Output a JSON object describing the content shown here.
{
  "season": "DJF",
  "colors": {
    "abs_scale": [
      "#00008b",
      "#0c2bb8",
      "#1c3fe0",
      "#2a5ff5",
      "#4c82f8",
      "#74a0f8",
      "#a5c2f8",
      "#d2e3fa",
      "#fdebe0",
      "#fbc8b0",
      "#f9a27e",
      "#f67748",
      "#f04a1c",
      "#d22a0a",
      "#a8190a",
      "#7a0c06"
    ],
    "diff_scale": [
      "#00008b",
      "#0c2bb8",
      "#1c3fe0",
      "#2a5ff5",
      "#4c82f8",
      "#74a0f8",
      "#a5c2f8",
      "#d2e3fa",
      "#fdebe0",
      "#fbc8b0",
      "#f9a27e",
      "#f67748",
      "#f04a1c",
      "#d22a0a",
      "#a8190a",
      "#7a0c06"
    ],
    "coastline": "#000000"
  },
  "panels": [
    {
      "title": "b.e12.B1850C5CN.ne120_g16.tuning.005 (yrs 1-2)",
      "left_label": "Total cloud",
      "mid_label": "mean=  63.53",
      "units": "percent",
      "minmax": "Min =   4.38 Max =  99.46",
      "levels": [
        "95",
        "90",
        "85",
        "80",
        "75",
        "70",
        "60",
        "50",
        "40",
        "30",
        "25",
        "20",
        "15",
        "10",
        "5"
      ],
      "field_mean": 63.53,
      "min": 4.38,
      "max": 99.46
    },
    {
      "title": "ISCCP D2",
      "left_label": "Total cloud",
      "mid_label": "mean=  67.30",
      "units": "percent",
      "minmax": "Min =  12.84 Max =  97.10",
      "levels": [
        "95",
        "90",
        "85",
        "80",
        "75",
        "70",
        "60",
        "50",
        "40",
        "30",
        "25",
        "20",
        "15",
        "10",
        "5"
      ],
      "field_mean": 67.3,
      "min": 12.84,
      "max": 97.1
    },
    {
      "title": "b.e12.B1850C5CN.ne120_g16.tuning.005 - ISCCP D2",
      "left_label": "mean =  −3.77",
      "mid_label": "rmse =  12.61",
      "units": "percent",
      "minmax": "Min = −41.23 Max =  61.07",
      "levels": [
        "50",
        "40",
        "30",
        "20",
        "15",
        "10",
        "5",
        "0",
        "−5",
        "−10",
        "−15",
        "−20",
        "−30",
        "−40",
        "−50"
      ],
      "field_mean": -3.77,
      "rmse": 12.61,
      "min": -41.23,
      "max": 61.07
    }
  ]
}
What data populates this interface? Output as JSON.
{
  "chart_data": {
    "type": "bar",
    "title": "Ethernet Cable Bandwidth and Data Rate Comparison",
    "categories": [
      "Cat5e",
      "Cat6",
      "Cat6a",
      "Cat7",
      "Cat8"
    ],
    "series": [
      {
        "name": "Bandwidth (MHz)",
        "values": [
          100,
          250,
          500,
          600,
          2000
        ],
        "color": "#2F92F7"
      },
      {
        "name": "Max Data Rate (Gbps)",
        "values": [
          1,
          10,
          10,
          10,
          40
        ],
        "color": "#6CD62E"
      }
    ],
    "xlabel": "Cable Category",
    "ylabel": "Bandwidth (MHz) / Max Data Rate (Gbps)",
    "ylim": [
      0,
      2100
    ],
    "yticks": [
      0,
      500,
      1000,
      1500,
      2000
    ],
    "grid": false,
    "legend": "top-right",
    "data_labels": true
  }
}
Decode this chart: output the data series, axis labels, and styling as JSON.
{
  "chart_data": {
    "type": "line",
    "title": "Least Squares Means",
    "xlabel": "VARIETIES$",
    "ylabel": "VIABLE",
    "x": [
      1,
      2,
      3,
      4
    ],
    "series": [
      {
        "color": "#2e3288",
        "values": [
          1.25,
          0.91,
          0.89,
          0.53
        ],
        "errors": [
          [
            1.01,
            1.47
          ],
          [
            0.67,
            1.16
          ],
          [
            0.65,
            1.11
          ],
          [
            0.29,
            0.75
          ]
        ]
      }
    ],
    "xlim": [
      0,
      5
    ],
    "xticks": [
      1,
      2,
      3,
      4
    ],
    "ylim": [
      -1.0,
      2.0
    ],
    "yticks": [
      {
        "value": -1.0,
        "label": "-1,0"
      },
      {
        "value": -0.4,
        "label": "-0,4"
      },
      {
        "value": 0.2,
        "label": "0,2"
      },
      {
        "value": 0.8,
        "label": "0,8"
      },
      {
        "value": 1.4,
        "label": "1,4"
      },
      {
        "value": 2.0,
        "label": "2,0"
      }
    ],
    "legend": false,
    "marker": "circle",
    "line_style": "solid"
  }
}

┄┄┄┄┄┄┄┄┄┄┄┄┄┄┄┄┄┄┄┄

— WHAT YOU NEED TO DO —
Reproduce the listing above word for word.

— TASK SOLUTION —
Output a JSON object describing the content shown here.
{
  "season": "DJF",
  "colors": {
    "abs_scale": [
      "#00008b",
      "#0c2bb8",
      "#1c3fe0",
      "#2a5ff5",
      "#4c82f8",
      "#74a0f8",
      "#a5c2f8",
      "#d2e3fa",
      "#fdebe0",
      "#fbc8b0",
      "#f9a27e",
      "#f67748",
      "#f04a1c",
      "#d22a0a",
      "#a8190a",
      "#7a0c06"
    ],
    "diff_scale": [
      "#00008b",
      "#0c2bb8",
      "#1c3fe0",
      "#2a5ff5",
      "#4c82f8",
      "#74a0f8",
      "#a5c2f8",
      "#d2e3fa",
      "#fdebe0",
      "#fbc8b0",
      "#f9a27e",
      "#f67748",
      "#f04a1c",
      "#d22a0a",
      "#a8190a",
      "#7a0c06"
    ],
    "coastline": "#000000"
  },
  "panels": [
    {
      "title": "b.e12.B1850C5CN.ne120_g16.tuning.005 (yrs 1-2)",
      "left_label": "Total cloud",
      "mid_label": "mean=  63.53",
      "units": "percent",
      "minmax": "Min =   4.38 Max =  99.46",
      "levels": [
        "95",
        "90",
        "85",
        "80",
        "75",
        "70",
        "60",
        "50",
        "40",
        "30",
        "25",
        "20",
        "15",
        "10",
        "5"
      ],
      "field_mean": 63.53,
      "min": 4.38,
      "max": 99.46
    },
    {
      "title": "ISCCP D2",
      "left_label": "Total cloud",
      "mid_label": "mean=  67.30",
      "units": "percent",
      "minmax": "Min =  12.84 Max =  97.10",
      "levels": [
        "95",
        "90",
        "85",
        "80",
        "75",
        "70",
        "60",
        "50",
        "40",
        "30",
        "25",
        "20",
        "15",
        "10",
        "5"
      ],
      "field_mean": 67.3,
      "min": 12.84,
      "max": 97.1
    },
    {
      "title": "b.e12.B1850C5CN.ne120_g16.tuning.005 - ISCCP D2",
      "left_label": "mean =  −3.77",
      "mid_label": "rmse =  12.61",
      "units": "percent",
      "minmax": "Min = −41.23 Max =  61.07",
      "levels": [
        "50",
        "40",
        "30",
        "20",
        "15",
        "10",
        "5",
        "0",
        "−5",
        "−10",
        "−15",
        "−20",
        "−30",
        "−40",
        "−50"
      ],
      "field_mean": -3.77,
      "rmse": 12.61,
      "min": -41.23,
      "max": 61.07
    }
  ]
}
What data populates this interface? Output as JSON.
{
  "chart_data": {
    "type": "bar",
    "title": "Ethernet Cable Bandwidth and Data Rate Comparison",
    "categories": [
      "Cat5e",
      "Cat6",
      "Cat6a",
      "Cat7",
      "Cat8"
    ],
    "series": [
      {
        "name": "Bandwidth (MHz)",
        "values": [
          100,
          250,
          500,
          600,
          2000
        ],
        "color": "#2F92F7"
      },
      {
        "name": "Max Data Rate (Gbps)",
        "values": [
          1,
          10,
          10,
          10,
          40
        ],
        "color": "#6CD62E"
      }
    ],
    "xlabel": "Cable Category",
    "ylabel": "Bandwidth (MHz) / Max Data Rate (Gbps)",
    "ylim": [
      0,
      2100
    ],
    "yticks": [
      0,
      500,
      1000,
      1500,
      2000
    ],
    "grid": false,
    "legend": "top-right",
    "data_labels": true
  }
}
Decode this chart: output the data series, axis labels, and styling as JSON.
{
  "chart_data": {
    "type": "line",
    "title": "Least Squares Means",
    "xlabel": "VARIETIES$",
    "ylabel": "VIABLE",
    "x": [
      1,
      2,
      3,
      4
    ],
    "series": [
      {
        "color": "#2e3288",
        "values": [
          1.25,
          0.91,
          0.89,
          0.53
        ],
        "errors": [
          [
            1.01,
            1.47
          ],
          [
            0.67,
            1.16
          ],
          [
            0.65,
            1.11
          ],
          [
            0.29,
            0.75
          ]
        ]
      }
    ],
    "xlim": [
      0,
      5
    ],
    "xticks": [
      1,
      2,
      3,
      4
    ],
    "ylim": [
      -1.0,
      2.0
    ],
    "yticks": [
      {
        "value": -1.0,
        "label": "-1,0"
      },
      {
        "value": -0.4,
        "label": "-0,4"
      },
      {
        "value": 0.2,
        "label": "0,2"
      },
      {
        "value": 0.8,
        "label": "0,8"
      },
      {
        "value": 1.4,
        "label": "1,4"
      },
      {
        "value": 2.0,
        "label": "2,0"
      }
    ],
    "legend": false,
    "marker": "circle",
    "line_style": "solid"
  }
}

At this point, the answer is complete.